Data records:
++++++++

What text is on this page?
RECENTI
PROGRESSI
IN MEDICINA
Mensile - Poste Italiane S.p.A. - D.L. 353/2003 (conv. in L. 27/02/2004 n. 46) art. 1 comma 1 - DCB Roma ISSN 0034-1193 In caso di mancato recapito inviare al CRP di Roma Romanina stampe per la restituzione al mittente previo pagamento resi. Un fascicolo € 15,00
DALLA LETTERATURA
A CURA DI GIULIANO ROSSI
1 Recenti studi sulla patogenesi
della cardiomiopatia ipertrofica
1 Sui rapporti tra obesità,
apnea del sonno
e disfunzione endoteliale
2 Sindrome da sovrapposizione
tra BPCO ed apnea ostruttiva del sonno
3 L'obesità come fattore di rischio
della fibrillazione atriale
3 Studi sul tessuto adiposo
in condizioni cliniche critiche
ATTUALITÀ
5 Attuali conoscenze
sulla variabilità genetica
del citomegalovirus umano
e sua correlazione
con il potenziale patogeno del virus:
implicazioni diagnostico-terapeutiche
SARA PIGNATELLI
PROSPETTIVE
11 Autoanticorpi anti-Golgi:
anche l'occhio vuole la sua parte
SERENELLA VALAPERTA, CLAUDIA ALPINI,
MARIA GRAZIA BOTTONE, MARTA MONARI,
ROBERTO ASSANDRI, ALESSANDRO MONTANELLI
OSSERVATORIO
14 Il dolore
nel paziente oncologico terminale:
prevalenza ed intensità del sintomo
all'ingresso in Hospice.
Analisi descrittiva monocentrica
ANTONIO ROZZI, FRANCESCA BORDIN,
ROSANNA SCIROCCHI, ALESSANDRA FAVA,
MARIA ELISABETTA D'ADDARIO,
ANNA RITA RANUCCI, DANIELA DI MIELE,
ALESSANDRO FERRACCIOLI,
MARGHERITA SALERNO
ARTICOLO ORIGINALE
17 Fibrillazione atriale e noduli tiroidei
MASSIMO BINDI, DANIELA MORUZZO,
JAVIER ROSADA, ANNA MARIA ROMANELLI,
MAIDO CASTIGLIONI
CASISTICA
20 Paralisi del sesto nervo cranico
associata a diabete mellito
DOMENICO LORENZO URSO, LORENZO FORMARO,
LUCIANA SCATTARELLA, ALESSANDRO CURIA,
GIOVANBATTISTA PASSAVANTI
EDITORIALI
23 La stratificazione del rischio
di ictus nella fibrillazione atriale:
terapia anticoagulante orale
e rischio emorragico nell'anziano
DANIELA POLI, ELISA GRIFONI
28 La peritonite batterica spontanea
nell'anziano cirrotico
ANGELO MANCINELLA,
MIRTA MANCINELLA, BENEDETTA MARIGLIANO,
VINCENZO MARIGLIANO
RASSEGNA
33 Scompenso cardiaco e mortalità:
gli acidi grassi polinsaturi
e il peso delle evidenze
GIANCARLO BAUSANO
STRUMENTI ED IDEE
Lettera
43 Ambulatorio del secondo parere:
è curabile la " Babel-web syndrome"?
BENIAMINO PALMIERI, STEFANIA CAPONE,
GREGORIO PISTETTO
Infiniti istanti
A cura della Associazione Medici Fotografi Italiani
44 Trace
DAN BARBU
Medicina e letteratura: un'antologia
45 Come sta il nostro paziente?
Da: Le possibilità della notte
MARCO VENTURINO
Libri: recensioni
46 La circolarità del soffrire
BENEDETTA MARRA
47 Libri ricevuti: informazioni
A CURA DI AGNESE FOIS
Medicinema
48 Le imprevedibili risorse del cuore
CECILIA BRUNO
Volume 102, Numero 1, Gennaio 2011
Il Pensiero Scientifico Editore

++++++++

**DIRECTIONS FOR THIS TASK**
Could you transcribe the records in full, exactly?

**TASK RESPONSE**
What text is on this page?
RECENTI
PROGRESSI
IN MEDICINA
Mensile - Poste Italiane S.p.A. - D.L. 353/2003 (conv. in L. 27/02/2004 n. 46) art. 1 comma 1 - DCB Roma ISSN 0034-1193 In caso di mancato recapito inviare al CRP di Roma Romanina stampe per la restituzione al mittente previo pagamento resi. Un fascicolo € 15,00
DALLA LETTERATURA
A CURA DI GIULIANO ROSSI
1 Recenti studi sulla patogenesi
della cardiomiopatia ipertrofica
1 Sui rapporti tra obesità,
apnea del sonno
e disfunzione endoteliale
2 Sindrome da sovrapposizione
tra BPCO ed apnea ostruttiva del sonno
3 L'obesità come fattore di rischio
della fibrillazione atriale
3 Studi sul tessuto adiposo
in condizioni cliniche critiche
ATTUALITÀ
5 Attuali conoscenze
sulla variabilità genetica
del citomegalovirus umano
e sua correlazione
con il potenziale patogeno del virus:
implicazioni diagnostico-terapeutiche
SARA PIGNATELLI
PROSPETTIVE
11 Autoanticorpi anti-Golgi:
anche l'occhio vuole la sua parte
SERENELLA VALAPERTA, CLAUDIA ALPINI,
MARIA GRAZIA BOTTONE, MARTA MONARI,
ROBERTO ASSANDRI, ALESSANDRO MONTANELLI
OSSERVATORIO
14 Il dolore
nel paziente oncologico terminale:
prevalenza ed intensità del sintomo
all'ingresso in Hospice.
Analisi descrittiva monocentrica
ANTONIO ROZZI, FRANCESCA BORDIN,
ROSANNA SCIROCCHI, ALESSANDRA FAVA,
MARIA ELISABETTA D'ADDARIO,
ANNA RITA RANUCCI, DANIELA DI MIELE,
ALESSANDRO FERRACCIOLI,
MARGHERITA SALERNO
ARTICOLO ORIGINALE
17 Fibrillazione atriale e noduli tiroidei
MASSIMO BINDI, DANIELA MORUZZO,
JAVIER ROSADA, ANNA MARIA ROMANELLI,
MAIDO CASTIGLIONI
CASISTICA
20 Paralisi del sesto nervo cranico
associata a diabete mellito
DOMENICO LORENZO URSO, LORENZO FORMARO,
LUCIANA SCATTARELLA, ALESSANDRO CURIA,
GIOVANBATTISTA PASSAVANTI
EDITORIALI
23 La stratificazione del rischio
di ictus nella fibrillazione atriale:
terapia anticoagulante orale
e rischio emorragico nell'anziano
DANIELA POLI, ELISA GRIFONI
28 La peritonite batterica spontanea
nell'anziano cirrotico
ANGELO MANCINELLA,
MIRTA MANCINELLA, BENEDETTA MARIGLIANO,
VINCENZO MARIGLIANO
RASSEGNA
33 Scompenso cardiaco e mortalità:
gli acidi grassi polinsaturi
e il peso delle evidenze
GIANCARLO BAUSANO
STRUMENTI ED IDEE
Lettera
43 Ambulatorio del secondo parere:
è curabile la " Babel-web syndrome"?
BENIAMINO PALMIERI, STEFANIA CAPONE,
GREGORIO PISTETTO
Infiniti istanti
A cura della Associazione Medici Fotografi Italiani
44 Trace
DAN BARBU
Medicina e letteratura: un'antologia
45 Come sta il nostro paziente?
Da: Le possibilità della notte
MARCO VENTURINO
Libri: recensioni
46 La circolarità del soffrire
BENEDETTA MARRA
47 Libri ricevuti: informazioni
A CURA DI AGNESE FOIS
Medicinema
48 Le imprevedibili risorse del cuore
CECILIA BRUNO
Volume 102, Numero 1, Gennaio 2011
Il Pensiero Scientifico Editore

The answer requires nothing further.